— START Input —

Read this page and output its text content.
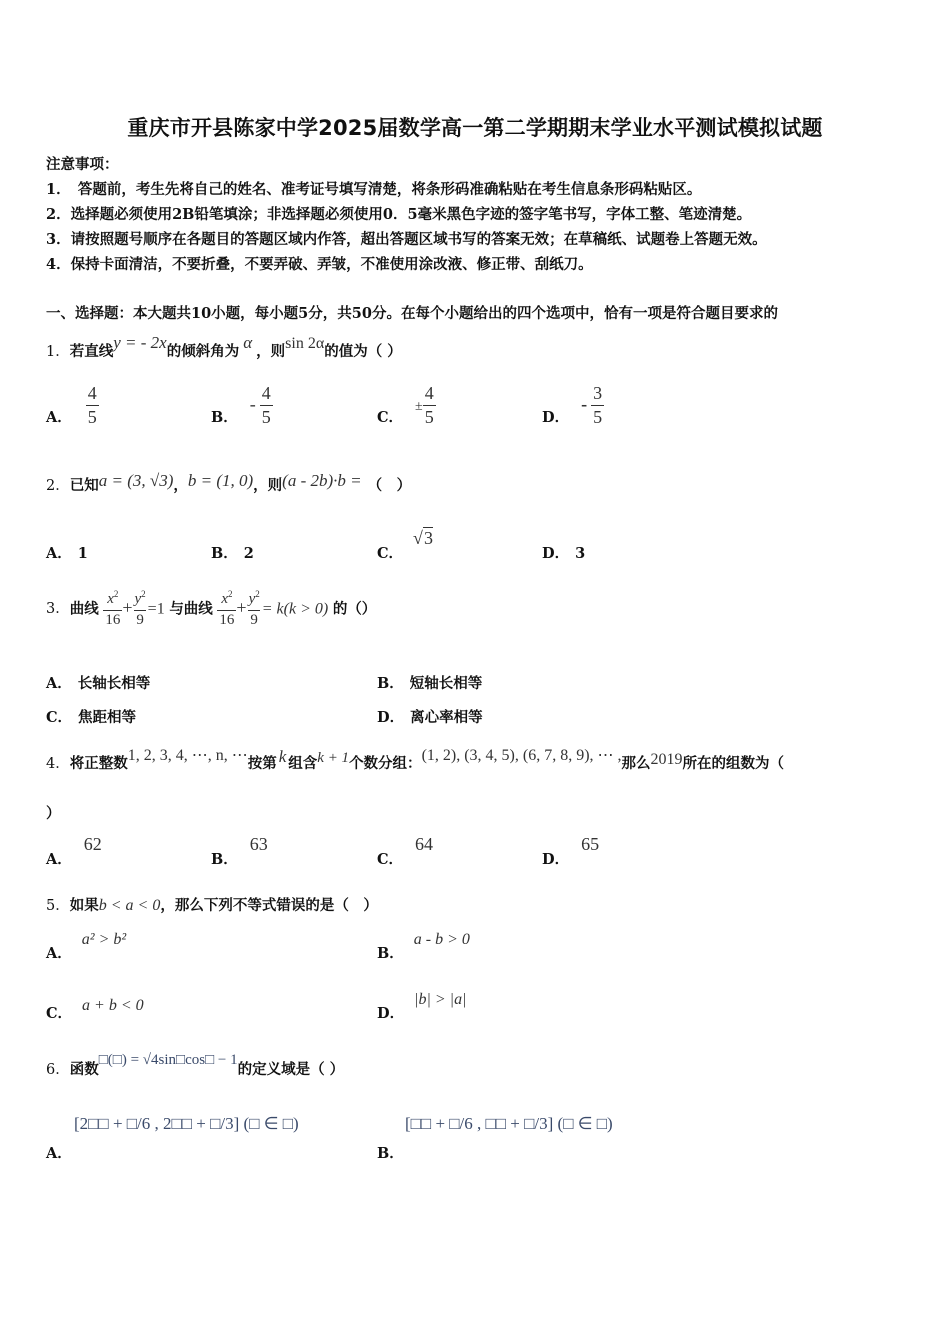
重庆市开县陈家中学2025届数学高一第二学期期末学业水平测试模拟试题
注意事项：
1．　答题前，考生先将自己的姓名、准考证号填写清楚，将条形码准确粘贴在考生信息条形码粘贴区。
2．选择题必须使用2B铅笔填涂；非选择题必须使用0．5毫米黑色字迹的签字笔书写，字体工整、笔迹清楚。
3．请按照题号顺序在各题目的答题区域内作答，超出答题区域书写的答案无效；在草稿纸、试题卷上答题无效。
4．保持卡面清洁，不要折叠，不要弄破、弄皱，不准使用涂改液、修正带、刮纸刀。
一、选择题：本大题共10小题，每小题5分，共50分。在每个小题给出的四个选项中，恰有一项是符合题目要求的
1．若直线y = - 2x的倾斜角为 α ，则sin 2α的值为（ ）
A． $\frac{4}{5}$	B．- $\frac{4}{5}$	C．± $\frac{4}{5}$	D．- $\frac{3}{5}$
2．已知a = (3, √3)，b = (1, 0)，则(a - 2b)·b = （　）
A． 1	B． 2	C．√3
D． 3
3．曲线 $\frac{x^2}{16} + \frac{y^2}{9} =1$ 与曲线 $\frac{x^2}{16} + \frac{y^2}{9} = k(k > 0)$ 的（）
A． 长轴长相等	B． 短轴长相等
C． 焦距相等	D． 离心率相等
4．将正整数1, 2, 3, 4, ⋯, n, ⋯按第 k 组含k + 1个数分组：(1, 2), (3, 4, 5), (6, 7, 8, 9), ⋯ ,那么2019所在的组数为（
）
A．62
B．63
C．64
D．65
5．如果b < a < 0，那么下列不等式错误的是（　）
A．a² > b²
B．a - b > 0
C． a + b < 0	D．|b| > |a|
6．函数□(□) = √4sin□cos□ − 1的定义域是（ ）
[2□□ + □/6 , 2□□ + □/3] (□ ∈ □)
A．
[□□ + □/6 , □□ + □/3] (□ ∈ □)
B．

— END Input —

• **Exercise instructions**:
Your copy of the data above should match it exactly, except that pictures are left out.

• **Response**:
Read this page and output its text content.
重庆市开县陈家中学2025届数学高一第二学期期末学业水平测试模拟试题
注意事项：
1．　答题前，考生先将自己的姓名、准考证号填写清楚，将条形码准确粘贴在考生信息条形码粘贴区。
2．选择题必须使用2B铅笔填涂；非选择题必须使用0．5毫米黑色字迹的签字笔书写，字体工整、笔迹清楚。
3．请按照题号顺序在各题目的答题区域内作答，超出答题区域书写的答案无效；在草稿纸、试题卷上答题无效。
4．保持卡面清洁，不要折叠，不要弄破、弄皱，不准使用涂改液、修正带、刮纸刀。
一、选择题：本大题共10小题，每小题5分，共50分。在每个小题给出的四个选项中，恰有一项是符合题目要求的
1．若直线y = - 2x的倾斜角为 α ，则sin 2α的值为（ ）
A． $\frac{4}{5}$	B．- $\frac{4}{5}$	C．± $\frac{4}{5}$	D．- $\frac{3}{5}$
2．已知a = (3, √3)，b = (1, 0)，则(a - 2b)·b = （　）
A． 1	B． 2	C．√3
D． 3
3．曲线 $\frac{x^2}{16} + \frac{y^2}{9} =1$ 与曲线 $\frac{x^2}{16} + \frac{y^2}{9} = k(k > 0)$ 的（）
A． 长轴长相等	B． 短轴长相等
C． 焦距相等	D． 离心率相等
4．将正整数1, 2, 3, 4, ⋯, n, ⋯按第 k 组含k + 1个数分组：(1, 2), (3, 4, 5), (6, 7, 8, 9), ⋯ ,那么2019所在的组数为（
）
A．62
B．63
C．64
D．65
5．如果b < a < 0，那么下列不等式错误的是（　）
A．a² > b²
B．a - b > 0
C． a + b < 0	D．|b| > |a|
6．函数□(□) = √4sin□cos□ − 1的定义域是（ ）
[2□□ + □/6 , 2□□ + □/3] (□ ∈ □)
A．
[□□ + □/6 , □□ + □/3] (□ ∈ □)
B．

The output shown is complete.